*What is needed:*
Would you pull out every line of the material that contains the string "Cited"?

*** Material to process ***

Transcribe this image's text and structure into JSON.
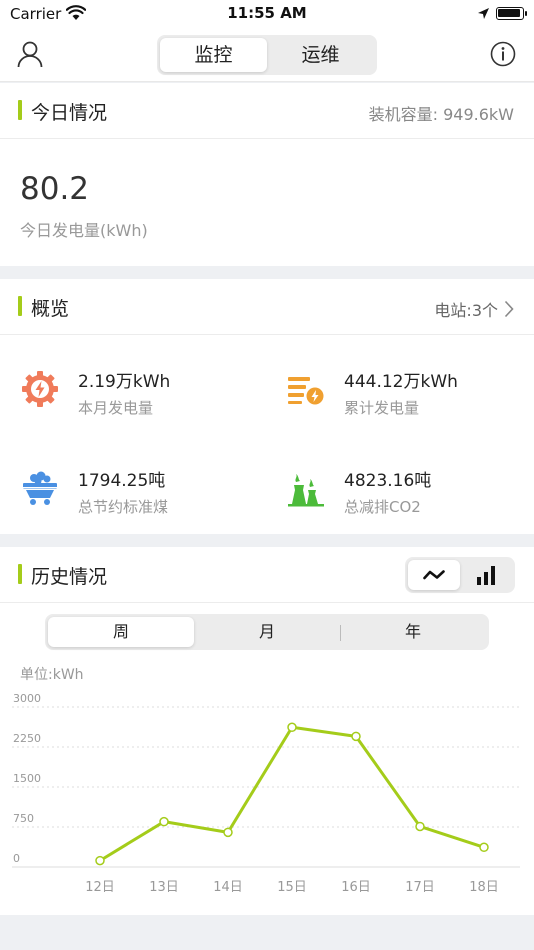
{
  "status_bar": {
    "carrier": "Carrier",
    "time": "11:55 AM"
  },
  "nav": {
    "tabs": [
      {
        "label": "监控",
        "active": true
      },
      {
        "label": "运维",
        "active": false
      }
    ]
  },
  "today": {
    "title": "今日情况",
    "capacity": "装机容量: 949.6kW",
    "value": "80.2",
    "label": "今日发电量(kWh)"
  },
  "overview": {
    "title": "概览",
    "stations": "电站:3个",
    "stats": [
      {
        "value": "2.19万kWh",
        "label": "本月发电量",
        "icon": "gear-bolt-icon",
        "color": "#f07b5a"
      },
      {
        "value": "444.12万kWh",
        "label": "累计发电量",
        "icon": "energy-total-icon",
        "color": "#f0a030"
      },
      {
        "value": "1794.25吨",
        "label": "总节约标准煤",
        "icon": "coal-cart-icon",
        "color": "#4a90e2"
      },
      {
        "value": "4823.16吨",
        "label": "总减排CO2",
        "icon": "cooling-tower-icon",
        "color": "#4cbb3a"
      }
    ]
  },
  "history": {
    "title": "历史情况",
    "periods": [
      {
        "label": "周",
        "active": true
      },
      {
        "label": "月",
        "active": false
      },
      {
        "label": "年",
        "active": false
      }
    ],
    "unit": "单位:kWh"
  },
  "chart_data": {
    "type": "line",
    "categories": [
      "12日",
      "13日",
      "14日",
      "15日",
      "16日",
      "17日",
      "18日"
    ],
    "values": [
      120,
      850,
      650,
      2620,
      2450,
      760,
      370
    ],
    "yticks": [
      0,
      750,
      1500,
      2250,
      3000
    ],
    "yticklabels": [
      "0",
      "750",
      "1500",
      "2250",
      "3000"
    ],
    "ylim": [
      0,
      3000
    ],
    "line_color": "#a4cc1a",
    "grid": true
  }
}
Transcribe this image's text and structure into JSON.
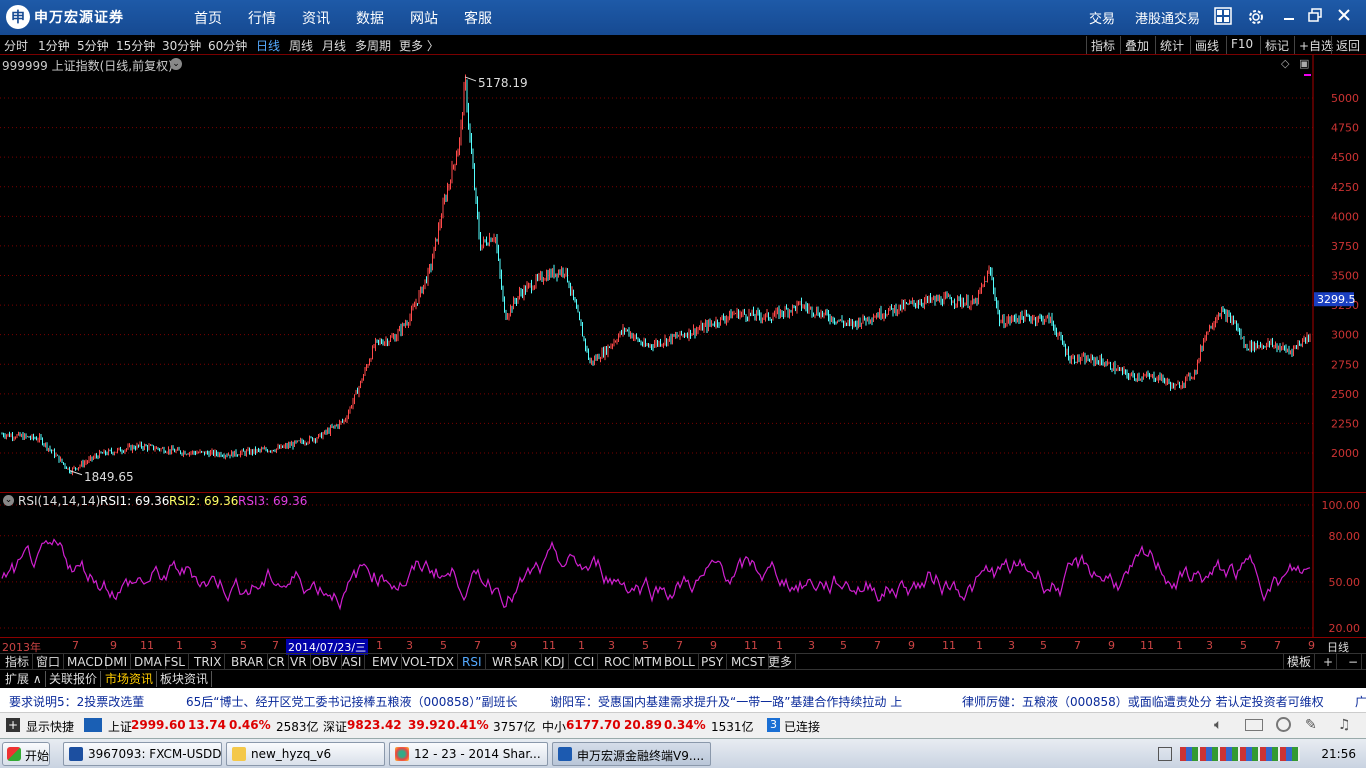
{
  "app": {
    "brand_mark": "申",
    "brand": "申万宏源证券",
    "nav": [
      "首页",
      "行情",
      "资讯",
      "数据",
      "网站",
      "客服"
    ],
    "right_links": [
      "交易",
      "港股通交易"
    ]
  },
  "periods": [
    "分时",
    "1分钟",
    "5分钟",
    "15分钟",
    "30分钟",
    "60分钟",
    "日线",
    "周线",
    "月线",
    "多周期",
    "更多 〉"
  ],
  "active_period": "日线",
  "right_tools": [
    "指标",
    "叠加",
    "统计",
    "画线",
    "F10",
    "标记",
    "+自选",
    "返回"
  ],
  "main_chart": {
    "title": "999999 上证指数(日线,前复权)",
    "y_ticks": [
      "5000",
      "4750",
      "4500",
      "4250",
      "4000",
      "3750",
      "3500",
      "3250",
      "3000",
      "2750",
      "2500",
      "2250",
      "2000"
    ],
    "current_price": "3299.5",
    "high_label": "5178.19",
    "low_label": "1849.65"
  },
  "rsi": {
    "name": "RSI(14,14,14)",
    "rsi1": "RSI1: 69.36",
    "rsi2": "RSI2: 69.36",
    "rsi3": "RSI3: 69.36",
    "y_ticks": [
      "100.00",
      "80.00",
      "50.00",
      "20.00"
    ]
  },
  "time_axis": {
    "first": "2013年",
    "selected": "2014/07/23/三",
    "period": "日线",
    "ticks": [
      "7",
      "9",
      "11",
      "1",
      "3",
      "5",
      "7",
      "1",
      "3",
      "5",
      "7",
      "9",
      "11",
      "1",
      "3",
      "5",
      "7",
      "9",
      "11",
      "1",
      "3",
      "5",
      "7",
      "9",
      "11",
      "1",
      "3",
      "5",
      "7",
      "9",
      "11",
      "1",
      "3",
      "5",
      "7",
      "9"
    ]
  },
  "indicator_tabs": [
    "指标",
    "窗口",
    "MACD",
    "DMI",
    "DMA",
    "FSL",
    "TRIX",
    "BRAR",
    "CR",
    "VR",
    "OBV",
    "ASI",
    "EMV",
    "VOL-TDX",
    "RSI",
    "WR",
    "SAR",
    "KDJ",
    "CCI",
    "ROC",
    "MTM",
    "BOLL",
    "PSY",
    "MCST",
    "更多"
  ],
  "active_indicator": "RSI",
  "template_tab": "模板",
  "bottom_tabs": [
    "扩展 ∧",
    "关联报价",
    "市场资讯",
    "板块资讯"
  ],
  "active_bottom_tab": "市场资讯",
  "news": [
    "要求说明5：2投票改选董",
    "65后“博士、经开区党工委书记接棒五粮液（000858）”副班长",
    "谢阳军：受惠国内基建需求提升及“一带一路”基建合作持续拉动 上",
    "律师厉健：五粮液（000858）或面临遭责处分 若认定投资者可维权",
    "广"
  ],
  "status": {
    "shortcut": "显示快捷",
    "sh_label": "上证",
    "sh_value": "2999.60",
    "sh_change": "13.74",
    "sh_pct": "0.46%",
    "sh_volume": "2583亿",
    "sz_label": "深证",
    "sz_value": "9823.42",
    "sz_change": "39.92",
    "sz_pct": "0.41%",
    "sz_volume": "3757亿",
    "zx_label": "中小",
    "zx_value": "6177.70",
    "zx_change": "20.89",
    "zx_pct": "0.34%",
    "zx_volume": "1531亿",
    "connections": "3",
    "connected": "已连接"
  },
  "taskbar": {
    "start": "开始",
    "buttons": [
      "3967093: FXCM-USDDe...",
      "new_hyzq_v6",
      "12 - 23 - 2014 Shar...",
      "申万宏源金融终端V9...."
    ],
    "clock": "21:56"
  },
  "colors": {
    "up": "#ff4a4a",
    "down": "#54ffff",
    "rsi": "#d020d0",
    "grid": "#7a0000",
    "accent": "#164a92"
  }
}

***
*** Material to process ***

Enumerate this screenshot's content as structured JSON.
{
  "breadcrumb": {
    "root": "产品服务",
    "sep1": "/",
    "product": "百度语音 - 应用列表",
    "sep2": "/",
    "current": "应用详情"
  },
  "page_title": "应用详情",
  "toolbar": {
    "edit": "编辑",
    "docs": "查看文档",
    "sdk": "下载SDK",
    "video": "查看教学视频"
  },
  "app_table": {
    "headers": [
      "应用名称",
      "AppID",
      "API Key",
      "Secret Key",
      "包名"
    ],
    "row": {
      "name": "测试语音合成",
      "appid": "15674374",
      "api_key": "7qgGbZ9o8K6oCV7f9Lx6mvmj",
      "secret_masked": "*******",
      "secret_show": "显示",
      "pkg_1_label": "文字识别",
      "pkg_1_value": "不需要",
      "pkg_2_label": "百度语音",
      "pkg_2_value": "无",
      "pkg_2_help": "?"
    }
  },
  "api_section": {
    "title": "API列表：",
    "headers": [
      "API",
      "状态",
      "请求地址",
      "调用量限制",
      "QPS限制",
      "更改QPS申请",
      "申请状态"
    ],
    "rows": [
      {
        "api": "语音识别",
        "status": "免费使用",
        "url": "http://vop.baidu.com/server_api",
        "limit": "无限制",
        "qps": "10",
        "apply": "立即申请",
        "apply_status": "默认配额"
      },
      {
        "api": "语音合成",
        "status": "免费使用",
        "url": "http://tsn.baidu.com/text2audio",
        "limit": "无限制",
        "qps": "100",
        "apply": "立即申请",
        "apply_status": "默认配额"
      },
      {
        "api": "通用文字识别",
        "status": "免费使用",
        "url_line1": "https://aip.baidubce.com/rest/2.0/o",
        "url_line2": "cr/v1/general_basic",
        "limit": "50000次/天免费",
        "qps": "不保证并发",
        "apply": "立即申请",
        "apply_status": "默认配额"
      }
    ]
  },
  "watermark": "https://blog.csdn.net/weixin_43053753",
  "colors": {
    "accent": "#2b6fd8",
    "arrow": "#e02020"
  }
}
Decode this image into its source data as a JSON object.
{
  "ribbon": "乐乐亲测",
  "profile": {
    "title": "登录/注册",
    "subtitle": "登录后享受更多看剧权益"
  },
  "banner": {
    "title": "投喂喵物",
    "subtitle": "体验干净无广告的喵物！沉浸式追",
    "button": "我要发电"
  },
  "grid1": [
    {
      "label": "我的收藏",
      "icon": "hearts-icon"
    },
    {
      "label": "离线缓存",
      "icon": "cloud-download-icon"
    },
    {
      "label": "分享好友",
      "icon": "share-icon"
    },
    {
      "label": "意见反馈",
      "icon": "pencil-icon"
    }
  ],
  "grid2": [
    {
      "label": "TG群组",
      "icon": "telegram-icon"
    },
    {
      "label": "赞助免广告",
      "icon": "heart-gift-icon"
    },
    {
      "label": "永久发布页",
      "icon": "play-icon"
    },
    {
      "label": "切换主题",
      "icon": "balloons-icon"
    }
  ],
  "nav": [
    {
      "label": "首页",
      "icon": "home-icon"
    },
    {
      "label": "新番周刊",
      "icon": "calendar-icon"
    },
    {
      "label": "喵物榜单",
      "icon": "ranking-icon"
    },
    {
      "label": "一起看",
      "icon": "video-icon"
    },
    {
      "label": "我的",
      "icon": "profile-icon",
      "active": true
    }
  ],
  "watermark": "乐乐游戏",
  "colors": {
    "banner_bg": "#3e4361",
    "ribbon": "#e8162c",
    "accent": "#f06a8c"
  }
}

***
*** Material to process ***

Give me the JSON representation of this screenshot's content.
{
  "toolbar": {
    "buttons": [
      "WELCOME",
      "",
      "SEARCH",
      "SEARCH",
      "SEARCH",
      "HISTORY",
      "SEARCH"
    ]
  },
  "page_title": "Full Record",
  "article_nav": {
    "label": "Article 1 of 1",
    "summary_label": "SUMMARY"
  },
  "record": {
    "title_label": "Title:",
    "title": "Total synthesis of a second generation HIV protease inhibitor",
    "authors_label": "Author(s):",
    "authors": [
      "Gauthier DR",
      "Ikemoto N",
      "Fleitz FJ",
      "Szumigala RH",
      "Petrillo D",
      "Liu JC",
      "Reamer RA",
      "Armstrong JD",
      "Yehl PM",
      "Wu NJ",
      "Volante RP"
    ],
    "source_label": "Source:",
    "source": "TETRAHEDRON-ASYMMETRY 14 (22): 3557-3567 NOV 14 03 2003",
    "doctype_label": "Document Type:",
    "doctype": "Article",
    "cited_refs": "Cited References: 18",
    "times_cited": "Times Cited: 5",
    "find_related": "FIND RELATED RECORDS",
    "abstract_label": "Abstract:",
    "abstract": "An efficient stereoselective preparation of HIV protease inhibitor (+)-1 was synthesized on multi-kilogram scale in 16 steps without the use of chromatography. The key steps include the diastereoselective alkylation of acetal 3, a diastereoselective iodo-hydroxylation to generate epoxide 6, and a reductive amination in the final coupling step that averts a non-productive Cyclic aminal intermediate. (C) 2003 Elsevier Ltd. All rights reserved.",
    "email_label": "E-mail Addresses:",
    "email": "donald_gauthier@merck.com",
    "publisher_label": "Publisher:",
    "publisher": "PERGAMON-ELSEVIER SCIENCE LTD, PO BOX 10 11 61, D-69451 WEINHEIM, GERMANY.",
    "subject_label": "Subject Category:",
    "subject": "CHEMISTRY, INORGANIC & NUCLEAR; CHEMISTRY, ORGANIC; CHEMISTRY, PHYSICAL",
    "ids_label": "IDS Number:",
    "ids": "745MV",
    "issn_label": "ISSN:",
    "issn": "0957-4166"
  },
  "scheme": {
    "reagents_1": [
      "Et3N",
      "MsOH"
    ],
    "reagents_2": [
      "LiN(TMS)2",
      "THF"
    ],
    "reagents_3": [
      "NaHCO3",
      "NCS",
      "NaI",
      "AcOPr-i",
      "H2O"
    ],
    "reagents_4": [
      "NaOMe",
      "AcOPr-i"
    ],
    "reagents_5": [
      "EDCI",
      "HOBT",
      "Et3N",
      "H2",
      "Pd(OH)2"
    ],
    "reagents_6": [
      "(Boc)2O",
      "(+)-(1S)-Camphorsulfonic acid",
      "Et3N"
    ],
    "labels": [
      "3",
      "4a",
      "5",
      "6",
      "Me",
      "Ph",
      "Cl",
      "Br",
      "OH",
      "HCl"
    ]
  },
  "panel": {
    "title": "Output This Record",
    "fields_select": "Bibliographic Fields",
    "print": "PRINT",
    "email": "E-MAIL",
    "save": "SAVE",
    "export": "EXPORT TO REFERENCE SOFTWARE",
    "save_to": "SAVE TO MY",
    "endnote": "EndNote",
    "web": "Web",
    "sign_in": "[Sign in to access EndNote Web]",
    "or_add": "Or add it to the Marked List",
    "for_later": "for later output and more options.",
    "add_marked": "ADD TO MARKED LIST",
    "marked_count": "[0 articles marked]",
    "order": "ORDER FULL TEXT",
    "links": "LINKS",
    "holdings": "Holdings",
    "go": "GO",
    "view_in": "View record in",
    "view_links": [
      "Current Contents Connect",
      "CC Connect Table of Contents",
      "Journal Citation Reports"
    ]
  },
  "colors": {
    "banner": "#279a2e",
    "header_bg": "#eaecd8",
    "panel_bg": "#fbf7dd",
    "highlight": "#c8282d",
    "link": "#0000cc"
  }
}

***

*Answer for the task:*
    "cited_refs": "Cited References: 18",
    "times_cited": "Times Cited: 5",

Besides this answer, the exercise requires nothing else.